Start EXERCISE DATA
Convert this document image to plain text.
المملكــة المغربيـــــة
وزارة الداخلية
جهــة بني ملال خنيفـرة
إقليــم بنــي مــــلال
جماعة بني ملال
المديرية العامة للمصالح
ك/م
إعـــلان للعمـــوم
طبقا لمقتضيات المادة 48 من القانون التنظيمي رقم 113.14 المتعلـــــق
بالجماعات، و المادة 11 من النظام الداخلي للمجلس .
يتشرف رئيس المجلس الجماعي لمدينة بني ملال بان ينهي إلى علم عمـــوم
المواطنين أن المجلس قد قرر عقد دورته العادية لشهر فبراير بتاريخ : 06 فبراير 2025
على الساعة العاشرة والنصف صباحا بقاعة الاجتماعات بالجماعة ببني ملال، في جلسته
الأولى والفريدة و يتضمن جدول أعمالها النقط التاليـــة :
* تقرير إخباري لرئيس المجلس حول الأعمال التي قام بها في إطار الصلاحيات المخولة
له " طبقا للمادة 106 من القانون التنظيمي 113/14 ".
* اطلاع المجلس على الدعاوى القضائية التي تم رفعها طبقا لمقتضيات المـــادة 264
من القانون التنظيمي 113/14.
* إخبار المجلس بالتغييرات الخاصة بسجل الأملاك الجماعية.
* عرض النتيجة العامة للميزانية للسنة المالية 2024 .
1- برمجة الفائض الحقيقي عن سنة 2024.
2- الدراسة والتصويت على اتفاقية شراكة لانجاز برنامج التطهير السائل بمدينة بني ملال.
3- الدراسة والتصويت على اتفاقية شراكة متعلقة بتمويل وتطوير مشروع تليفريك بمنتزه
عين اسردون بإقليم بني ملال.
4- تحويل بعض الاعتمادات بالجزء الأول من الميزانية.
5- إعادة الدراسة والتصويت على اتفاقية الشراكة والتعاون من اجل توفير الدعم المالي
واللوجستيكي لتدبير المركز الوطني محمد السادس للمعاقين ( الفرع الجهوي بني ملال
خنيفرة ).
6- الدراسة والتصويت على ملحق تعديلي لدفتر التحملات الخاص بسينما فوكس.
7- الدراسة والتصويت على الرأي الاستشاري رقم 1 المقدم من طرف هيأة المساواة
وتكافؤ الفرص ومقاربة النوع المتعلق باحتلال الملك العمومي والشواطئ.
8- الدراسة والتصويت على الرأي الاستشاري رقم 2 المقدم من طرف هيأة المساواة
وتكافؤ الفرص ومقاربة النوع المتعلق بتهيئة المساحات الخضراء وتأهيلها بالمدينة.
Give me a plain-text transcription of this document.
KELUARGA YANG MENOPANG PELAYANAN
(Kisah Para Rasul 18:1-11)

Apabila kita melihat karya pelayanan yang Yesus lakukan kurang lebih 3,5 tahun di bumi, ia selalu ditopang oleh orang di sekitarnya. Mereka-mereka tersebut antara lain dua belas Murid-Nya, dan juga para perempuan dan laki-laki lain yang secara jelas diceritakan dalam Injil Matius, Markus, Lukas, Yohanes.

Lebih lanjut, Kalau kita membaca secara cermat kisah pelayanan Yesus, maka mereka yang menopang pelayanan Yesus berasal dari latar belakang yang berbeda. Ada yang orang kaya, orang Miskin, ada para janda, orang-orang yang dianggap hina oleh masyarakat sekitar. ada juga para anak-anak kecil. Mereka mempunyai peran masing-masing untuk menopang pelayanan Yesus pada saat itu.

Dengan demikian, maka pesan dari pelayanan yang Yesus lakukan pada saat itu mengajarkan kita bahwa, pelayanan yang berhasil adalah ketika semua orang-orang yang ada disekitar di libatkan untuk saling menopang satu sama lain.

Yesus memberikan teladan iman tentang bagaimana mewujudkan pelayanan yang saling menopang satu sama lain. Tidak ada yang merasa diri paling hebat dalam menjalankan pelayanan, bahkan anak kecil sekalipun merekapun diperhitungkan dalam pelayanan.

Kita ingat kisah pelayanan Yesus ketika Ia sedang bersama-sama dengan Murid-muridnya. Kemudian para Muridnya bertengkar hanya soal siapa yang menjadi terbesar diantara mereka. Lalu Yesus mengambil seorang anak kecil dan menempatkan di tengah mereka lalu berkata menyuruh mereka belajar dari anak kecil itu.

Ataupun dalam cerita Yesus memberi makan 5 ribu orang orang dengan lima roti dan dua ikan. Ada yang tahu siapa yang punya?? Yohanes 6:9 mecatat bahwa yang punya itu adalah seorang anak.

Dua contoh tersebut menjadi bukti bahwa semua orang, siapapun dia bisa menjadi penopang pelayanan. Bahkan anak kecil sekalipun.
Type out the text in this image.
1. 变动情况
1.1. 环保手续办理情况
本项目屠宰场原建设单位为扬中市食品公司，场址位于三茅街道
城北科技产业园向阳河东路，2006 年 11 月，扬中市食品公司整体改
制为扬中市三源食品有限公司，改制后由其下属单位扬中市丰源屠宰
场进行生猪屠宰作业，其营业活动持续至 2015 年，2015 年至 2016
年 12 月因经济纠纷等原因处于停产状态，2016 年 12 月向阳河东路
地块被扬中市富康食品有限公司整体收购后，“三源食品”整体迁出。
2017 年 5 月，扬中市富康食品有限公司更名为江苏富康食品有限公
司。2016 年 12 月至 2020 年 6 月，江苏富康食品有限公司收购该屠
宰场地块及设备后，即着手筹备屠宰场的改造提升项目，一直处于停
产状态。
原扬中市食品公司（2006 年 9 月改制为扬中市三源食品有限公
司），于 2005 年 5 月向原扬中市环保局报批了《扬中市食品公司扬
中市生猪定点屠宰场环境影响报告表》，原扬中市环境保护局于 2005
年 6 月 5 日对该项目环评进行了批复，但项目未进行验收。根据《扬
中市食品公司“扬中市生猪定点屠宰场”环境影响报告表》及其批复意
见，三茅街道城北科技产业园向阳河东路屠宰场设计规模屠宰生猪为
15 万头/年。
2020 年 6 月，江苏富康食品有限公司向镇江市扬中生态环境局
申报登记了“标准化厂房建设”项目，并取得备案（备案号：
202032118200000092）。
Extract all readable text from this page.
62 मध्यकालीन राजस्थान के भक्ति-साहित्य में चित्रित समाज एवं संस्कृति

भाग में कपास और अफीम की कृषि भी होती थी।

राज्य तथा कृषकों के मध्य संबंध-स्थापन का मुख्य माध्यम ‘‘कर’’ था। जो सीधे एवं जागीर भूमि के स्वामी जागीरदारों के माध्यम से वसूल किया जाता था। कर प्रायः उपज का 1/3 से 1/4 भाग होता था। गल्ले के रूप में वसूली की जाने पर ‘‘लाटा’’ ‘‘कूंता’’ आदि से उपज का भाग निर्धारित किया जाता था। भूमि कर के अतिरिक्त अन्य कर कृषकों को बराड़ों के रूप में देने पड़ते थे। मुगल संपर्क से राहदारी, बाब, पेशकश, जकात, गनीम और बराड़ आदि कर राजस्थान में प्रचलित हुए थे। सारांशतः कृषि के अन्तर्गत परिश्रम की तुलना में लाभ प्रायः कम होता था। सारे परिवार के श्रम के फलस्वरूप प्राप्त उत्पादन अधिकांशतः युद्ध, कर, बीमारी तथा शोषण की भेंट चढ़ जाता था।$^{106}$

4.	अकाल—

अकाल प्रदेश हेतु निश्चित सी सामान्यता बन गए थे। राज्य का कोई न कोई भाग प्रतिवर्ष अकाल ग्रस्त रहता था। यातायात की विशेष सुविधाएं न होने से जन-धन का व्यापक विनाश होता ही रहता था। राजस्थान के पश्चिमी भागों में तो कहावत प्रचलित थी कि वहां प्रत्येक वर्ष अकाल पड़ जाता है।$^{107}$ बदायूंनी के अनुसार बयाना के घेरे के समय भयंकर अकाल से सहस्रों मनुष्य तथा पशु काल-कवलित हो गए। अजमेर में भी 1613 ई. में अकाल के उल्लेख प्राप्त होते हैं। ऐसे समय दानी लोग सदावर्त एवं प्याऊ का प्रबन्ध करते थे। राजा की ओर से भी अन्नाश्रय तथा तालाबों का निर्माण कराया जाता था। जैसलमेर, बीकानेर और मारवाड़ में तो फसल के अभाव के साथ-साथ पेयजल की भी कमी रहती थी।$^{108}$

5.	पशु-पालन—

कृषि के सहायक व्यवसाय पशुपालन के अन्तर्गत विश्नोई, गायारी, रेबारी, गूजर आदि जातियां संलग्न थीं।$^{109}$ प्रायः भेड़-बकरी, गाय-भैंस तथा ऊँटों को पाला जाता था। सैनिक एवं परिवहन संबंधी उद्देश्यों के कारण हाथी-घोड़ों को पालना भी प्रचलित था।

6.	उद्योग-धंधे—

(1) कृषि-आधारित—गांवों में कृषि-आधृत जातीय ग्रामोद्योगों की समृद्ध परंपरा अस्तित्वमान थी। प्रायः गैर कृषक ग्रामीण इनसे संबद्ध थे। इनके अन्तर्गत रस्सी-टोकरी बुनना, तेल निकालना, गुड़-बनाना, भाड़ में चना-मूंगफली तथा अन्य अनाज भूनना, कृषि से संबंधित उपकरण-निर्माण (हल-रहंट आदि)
End EXERCISE DATA
EXERCISE:
Take every line from the data that contains the word "القانون".

EXPECTED ANSWER:
طبقا لمقتضيات المادة 48 من القانون التنظيمي رقم 113.14 المتعلـــــق
له " طبقا للمادة 106 من القانون التنظيمي 113/14 ".
من القانون التنظيمي 113/14.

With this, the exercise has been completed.